Material shown
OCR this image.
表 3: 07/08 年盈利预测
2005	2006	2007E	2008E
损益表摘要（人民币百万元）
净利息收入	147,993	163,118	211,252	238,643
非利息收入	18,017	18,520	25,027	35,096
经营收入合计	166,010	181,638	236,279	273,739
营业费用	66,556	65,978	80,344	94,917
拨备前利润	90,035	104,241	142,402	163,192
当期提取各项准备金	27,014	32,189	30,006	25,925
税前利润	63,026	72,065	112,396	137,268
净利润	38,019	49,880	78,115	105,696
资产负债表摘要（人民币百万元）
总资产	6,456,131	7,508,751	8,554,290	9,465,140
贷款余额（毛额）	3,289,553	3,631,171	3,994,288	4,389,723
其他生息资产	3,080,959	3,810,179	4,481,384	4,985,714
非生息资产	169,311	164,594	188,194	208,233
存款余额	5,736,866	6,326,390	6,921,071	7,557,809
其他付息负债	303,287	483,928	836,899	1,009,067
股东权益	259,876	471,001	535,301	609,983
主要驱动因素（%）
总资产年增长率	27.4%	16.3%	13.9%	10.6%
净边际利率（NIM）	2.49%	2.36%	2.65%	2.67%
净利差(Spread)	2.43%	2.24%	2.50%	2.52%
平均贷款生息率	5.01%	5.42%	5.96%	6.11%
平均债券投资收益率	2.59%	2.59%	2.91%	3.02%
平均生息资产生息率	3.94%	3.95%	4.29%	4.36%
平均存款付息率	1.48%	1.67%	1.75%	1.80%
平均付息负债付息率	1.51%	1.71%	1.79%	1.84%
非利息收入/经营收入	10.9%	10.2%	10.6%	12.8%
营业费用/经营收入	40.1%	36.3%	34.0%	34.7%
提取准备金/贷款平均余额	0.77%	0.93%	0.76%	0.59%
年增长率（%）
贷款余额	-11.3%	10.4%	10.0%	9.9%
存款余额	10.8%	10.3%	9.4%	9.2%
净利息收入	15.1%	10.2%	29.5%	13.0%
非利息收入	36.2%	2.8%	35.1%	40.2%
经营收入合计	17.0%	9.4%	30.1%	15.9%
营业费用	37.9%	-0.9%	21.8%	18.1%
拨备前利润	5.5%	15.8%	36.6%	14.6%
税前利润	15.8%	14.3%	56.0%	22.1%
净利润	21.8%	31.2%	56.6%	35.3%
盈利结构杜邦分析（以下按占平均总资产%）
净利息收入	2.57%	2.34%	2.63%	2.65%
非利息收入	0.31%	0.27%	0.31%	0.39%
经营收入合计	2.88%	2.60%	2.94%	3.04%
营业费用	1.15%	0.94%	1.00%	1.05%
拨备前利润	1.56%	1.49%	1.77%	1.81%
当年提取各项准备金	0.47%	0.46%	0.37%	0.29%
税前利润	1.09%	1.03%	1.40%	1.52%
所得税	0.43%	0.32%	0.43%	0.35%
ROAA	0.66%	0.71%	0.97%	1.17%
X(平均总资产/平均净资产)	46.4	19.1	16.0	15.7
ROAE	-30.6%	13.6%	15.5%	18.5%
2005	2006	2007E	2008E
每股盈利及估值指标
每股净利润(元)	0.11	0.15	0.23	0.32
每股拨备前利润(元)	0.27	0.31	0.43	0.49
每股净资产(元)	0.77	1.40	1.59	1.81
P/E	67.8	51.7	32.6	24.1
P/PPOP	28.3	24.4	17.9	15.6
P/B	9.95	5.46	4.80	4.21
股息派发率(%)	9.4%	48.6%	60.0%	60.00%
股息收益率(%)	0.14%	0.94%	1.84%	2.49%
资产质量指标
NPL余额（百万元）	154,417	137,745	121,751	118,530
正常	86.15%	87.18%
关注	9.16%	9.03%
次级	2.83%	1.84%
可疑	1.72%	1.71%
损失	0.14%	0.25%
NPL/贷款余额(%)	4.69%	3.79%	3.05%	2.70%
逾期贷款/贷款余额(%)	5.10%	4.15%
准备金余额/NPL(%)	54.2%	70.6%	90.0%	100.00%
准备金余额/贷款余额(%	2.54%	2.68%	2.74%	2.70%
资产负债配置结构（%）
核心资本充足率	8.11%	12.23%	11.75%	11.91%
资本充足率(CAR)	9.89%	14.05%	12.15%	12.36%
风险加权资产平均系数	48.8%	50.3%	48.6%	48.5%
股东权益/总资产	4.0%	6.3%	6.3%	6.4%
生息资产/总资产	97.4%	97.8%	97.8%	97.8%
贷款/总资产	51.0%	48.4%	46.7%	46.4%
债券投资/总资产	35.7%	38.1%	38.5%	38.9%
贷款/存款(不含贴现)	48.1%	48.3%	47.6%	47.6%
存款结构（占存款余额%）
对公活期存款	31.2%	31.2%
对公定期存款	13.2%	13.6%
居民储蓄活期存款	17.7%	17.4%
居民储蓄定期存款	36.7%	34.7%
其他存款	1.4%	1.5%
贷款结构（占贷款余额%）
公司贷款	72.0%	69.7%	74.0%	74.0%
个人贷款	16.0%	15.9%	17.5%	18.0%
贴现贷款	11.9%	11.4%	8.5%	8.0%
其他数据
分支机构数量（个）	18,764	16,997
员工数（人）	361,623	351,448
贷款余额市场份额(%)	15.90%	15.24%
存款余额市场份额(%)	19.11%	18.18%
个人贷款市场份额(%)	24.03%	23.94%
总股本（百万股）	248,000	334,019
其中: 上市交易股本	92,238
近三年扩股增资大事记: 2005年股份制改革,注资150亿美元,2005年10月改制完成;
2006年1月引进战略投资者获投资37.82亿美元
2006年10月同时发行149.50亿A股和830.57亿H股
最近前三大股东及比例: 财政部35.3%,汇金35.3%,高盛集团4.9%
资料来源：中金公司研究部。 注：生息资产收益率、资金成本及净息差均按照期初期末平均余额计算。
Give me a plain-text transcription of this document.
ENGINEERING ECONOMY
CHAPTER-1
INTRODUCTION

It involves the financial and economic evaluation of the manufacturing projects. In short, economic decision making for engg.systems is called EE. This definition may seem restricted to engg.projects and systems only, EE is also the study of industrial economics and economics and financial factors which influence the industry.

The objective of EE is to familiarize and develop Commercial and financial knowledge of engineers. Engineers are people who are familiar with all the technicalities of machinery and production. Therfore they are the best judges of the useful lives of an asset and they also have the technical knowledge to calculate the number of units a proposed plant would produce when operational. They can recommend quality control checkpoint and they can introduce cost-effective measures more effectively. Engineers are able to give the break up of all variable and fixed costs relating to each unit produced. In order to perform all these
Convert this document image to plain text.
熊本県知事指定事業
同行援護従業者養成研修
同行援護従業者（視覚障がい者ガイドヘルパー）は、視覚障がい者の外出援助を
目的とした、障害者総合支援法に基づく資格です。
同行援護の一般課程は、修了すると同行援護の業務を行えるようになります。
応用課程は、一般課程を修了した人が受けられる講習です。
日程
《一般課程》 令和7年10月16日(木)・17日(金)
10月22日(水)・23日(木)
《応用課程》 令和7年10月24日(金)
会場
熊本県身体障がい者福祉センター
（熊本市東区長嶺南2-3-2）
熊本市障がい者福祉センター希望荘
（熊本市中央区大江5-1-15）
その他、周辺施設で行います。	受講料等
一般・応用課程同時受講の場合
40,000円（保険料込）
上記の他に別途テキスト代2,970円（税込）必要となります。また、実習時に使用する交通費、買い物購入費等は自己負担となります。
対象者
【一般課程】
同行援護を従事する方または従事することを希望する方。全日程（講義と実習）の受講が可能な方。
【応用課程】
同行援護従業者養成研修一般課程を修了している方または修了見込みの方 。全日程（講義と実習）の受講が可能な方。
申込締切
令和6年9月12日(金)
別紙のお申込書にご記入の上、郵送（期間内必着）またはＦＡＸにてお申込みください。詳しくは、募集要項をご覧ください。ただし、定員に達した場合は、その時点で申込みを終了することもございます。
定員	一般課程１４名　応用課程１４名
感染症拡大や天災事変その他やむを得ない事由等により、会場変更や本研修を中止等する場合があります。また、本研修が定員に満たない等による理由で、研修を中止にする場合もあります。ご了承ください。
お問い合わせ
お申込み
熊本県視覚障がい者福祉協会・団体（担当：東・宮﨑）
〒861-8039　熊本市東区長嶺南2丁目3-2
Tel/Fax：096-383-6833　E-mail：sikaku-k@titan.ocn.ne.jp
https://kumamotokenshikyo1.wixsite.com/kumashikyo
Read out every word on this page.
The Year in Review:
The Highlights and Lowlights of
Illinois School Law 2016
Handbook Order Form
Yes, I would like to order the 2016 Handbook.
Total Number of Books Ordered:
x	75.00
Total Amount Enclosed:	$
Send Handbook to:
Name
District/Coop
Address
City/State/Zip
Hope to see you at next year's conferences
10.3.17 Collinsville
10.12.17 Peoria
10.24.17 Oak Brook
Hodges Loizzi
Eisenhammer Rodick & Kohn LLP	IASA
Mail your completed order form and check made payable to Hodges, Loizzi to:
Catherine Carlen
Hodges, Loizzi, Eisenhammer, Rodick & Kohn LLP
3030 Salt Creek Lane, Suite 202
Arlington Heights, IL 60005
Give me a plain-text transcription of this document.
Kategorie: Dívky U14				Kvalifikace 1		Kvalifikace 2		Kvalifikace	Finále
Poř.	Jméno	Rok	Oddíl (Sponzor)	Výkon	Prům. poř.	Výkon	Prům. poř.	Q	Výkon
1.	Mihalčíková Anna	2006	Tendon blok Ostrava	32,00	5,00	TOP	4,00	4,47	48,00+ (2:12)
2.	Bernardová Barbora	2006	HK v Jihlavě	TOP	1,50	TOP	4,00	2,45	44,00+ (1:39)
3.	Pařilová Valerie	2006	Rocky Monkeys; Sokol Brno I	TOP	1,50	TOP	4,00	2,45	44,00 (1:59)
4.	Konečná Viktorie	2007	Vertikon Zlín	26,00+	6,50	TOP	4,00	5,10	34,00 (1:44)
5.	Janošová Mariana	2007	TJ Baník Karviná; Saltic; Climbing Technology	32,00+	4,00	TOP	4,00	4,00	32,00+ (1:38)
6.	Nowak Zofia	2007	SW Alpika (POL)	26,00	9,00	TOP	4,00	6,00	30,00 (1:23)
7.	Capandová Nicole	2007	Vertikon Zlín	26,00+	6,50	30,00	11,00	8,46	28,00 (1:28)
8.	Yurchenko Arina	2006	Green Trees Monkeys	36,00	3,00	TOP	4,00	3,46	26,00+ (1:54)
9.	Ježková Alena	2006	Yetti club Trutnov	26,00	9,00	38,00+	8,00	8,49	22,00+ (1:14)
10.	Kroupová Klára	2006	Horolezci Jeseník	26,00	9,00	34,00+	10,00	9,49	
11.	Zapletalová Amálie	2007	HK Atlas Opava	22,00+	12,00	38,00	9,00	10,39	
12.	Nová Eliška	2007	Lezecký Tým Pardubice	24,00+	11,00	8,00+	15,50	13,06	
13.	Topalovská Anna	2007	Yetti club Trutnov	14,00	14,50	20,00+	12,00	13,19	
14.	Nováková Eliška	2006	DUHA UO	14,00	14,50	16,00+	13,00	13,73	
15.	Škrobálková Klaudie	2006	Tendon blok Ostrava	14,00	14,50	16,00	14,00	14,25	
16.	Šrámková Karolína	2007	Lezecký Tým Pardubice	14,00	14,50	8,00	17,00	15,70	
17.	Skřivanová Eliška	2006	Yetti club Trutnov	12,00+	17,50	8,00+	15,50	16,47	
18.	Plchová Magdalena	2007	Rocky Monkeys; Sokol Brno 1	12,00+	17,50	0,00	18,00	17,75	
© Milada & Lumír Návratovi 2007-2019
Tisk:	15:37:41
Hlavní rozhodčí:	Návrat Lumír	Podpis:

Your task
Identify the lines above that contain the word "Eliška", then copy them.

Expected answer
12.	Nová Eliška	2007	Lezecký Tým Pardubice	24,00+	11,00	8,00+	15,50	13,06	
14.	Nováková Eliška	2006	DUHA UO	14,00	14,50	16,00+	13,00	13,73	
17.	Skřivanová Eliška	2006	Yetti club Trutnov	12,00+	17,50	8,00+	15,50	16,47	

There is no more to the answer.